Start

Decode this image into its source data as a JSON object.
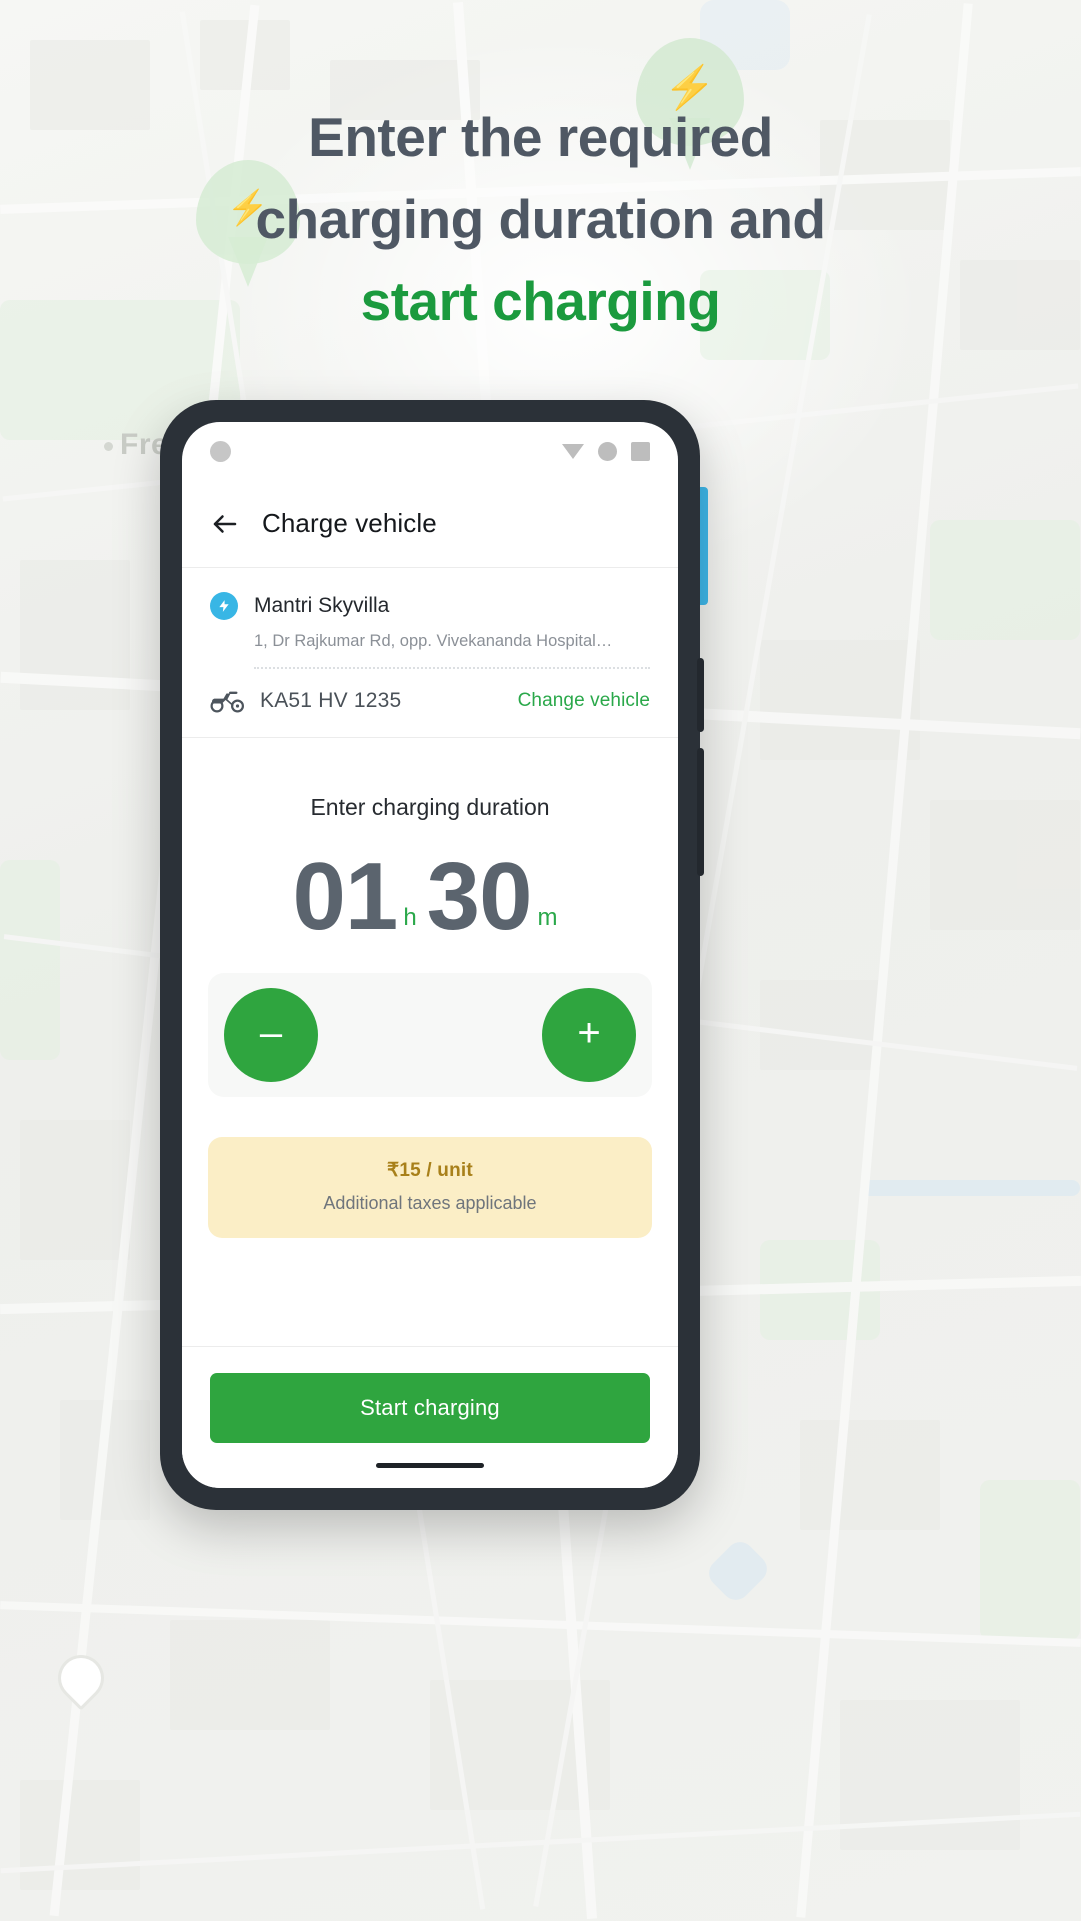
{
  "headline": {
    "line1": "Enter the required",
    "line2": "charging duration and",
    "line3": "start charging"
  },
  "background": {
    "map_label": "FreshMenu",
    "colors": {
      "accent_green": "#1b9a3e",
      "headline_gray": "#4f5864",
      "brand_green": "#2fa53f",
      "info_blue": "#38b6e5",
      "price_bg": "#fbeec6",
      "price_text": "#a8801a"
    }
  },
  "phone": {
    "statusbar": {
      "icons": [
        "camera-dot",
        "dropdown-triangle",
        "circle-indicator",
        "square-indicator"
      ]
    },
    "appbar": {
      "back_icon": "back-arrow-icon",
      "title": "Charge vehicle"
    },
    "station": {
      "badge_icon": "bolt-icon",
      "name": "Mantri Skyvilla",
      "address": "1, Dr Rajkumar Rd, opp. Vivekananda Hospital…"
    },
    "vehicle": {
      "icon": "scooter-icon",
      "plate": "KA51 HV 1235",
      "change_label": "Change vehicle"
    },
    "duration": {
      "label": "Enter charging duration",
      "hours": "01",
      "hours_unit": "h",
      "minutes": "30",
      "minutes_unit": "m",
      "decrement_label": "–",
      "increment_label": "+"
    },
    "price": {
      "rate": "₹15 / unit",
      "note": "Additional taxes applicable"
    },
    "cta": {
      "label": "Start charging"
    }
  }
}
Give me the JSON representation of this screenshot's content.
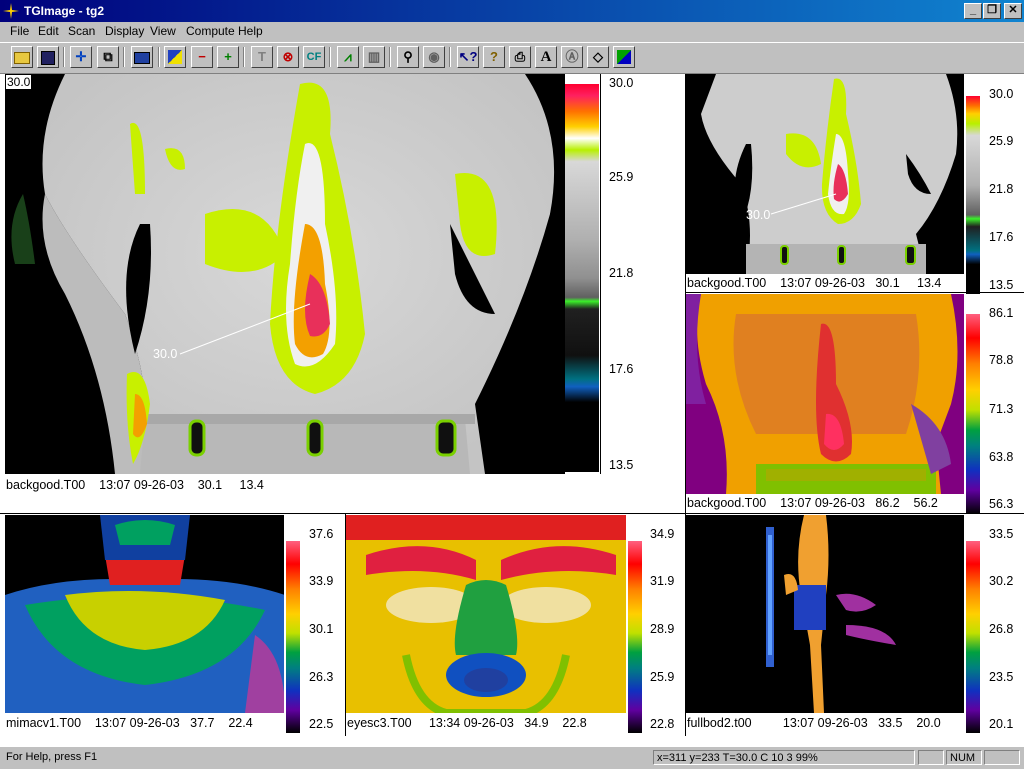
{
  "window": {
    "title": "TGImage - tg2",
    "minimize": "_",
    "restore": "❐",
    "close": "✕"
  },
  "menu": [
    "File",
    "Edit",
    "Scan",
    "Display",
    "View",
    "Compute",
    "Help"
  ],
  "toolbar": [
    {
      "name": "open",
      "glyph": "📂"
    },
    {
      "name": "save",
      "glyph": "💾"
    },
    {
      "name": "crosshair",
      "glyph": "+"
    },
    {
      "name": "copy",
      "glyph": "⧉"
    },
    {
      "name": "camera",
      "glyph": "▣"
    },
    {
      "name": "palette",
      "glyph": "◩"
    },
    {
      "name": "minus",
      "glyph": "−"
    },
    {
      "name": "plus",
      "glyph": "+"
    },
    {
      "name": "text-t",
      "glyph": "T"
    },
    {
      "name": "temperature",
      "glyph": "◎"
    },
    {
      "name": "cf",
      "glyph": "CF"
    },
    {
      "name": "histogram",
      "glyph": "▲"
    },
    {
      "name": "lock",
      "glyph": "▥"
    },
    {
      "name": "zoom",
      "glyph": "🔍"
    },
    {
      "name": "zoom-reset",
      "glyph": "◉"
    },
    {
      "name": "context-help",
      "glyph": "?"
    },
    {
      "name": "help",
      "glyph": "?"
    },
    {
      "name": "print",
      "glyph": "⎙"
    },
    {
      "name": "annotate",
      "glyph": "A"
    },
    {
      "name": "circle-a",
      "glyph": "Ⓐ"
    },
    {
      "name": "eraser",
      "glyph": "◇"
    },
    {
      "name": "color",
      "glyph": "■"
    }
  ],
  "main_image": {
    "corner_value": "30.0",
    "marker_label": "30.0",
    "caption": "backgood.T00    13:07 09-26-03    30.1     13.4",
    "scale_ticks": [
      "30.0",
      "25.9",
      "21.8",
      "17.6",
      "13.5"
    ]
  },
  "thumbs": [
    {
      "id": "back-small",
      "caption": "backgood.T00    13:07 09-26-03   30.1     13.4",
      "marker_label": "30.0",
      "scale_ticks": [
        "30.0",
        "25.9",
        "21.8",
        "17.6",
        "13.5"
      ]
    },
    {
      "id": "back-color",
      "caption": "backgood.T00    13:07 09-26-03   86.2    56.2",
      "scale_ticks": [
        "86.1",
        "78.8",
        "71.3",
        "63.8",
        "56.3"
      ]
    },
    {
      "id": "neck",
      "caption": "mimacv1.T00    13:07 09-26-03   37.7    22.4",
      "scale_ticks": [
        "37.6",
        "33.9",
        "30.1",
        "26.3",
        "22.5"
      ]
    },
    {
      "id": "face",
      "caption": "eyesc3.T00     13:34 09-26-03   34.9    22.8",
      "scale_ticks": [
        "34.9",
        "31.9",
        "28.9",
        "25.9",
        "22.8"
      ]
    },
    {
      "id": "fullbody",
      "caption": "fullbod2.t00         13:07 09-26-03   33.5    20.0",
      "scale_ticks": [
        "33.5",
        "30.2",
        "26.8",
        "23.5",
        "20.1"
      ]
    }
  ],
  "status": {
    "help": "For Help, press F1",
    "coords": "x=311 y=233  T=30.0 C 10 3 99%",
    "num": "NUM"
  }
}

End

EXERCISE DETAILS: Report each line in the data that holds the word "this".

COMPLETED TASK:
Decode this image into its source data as a JSON object.
Give me the JSON representation of this screenshot's content.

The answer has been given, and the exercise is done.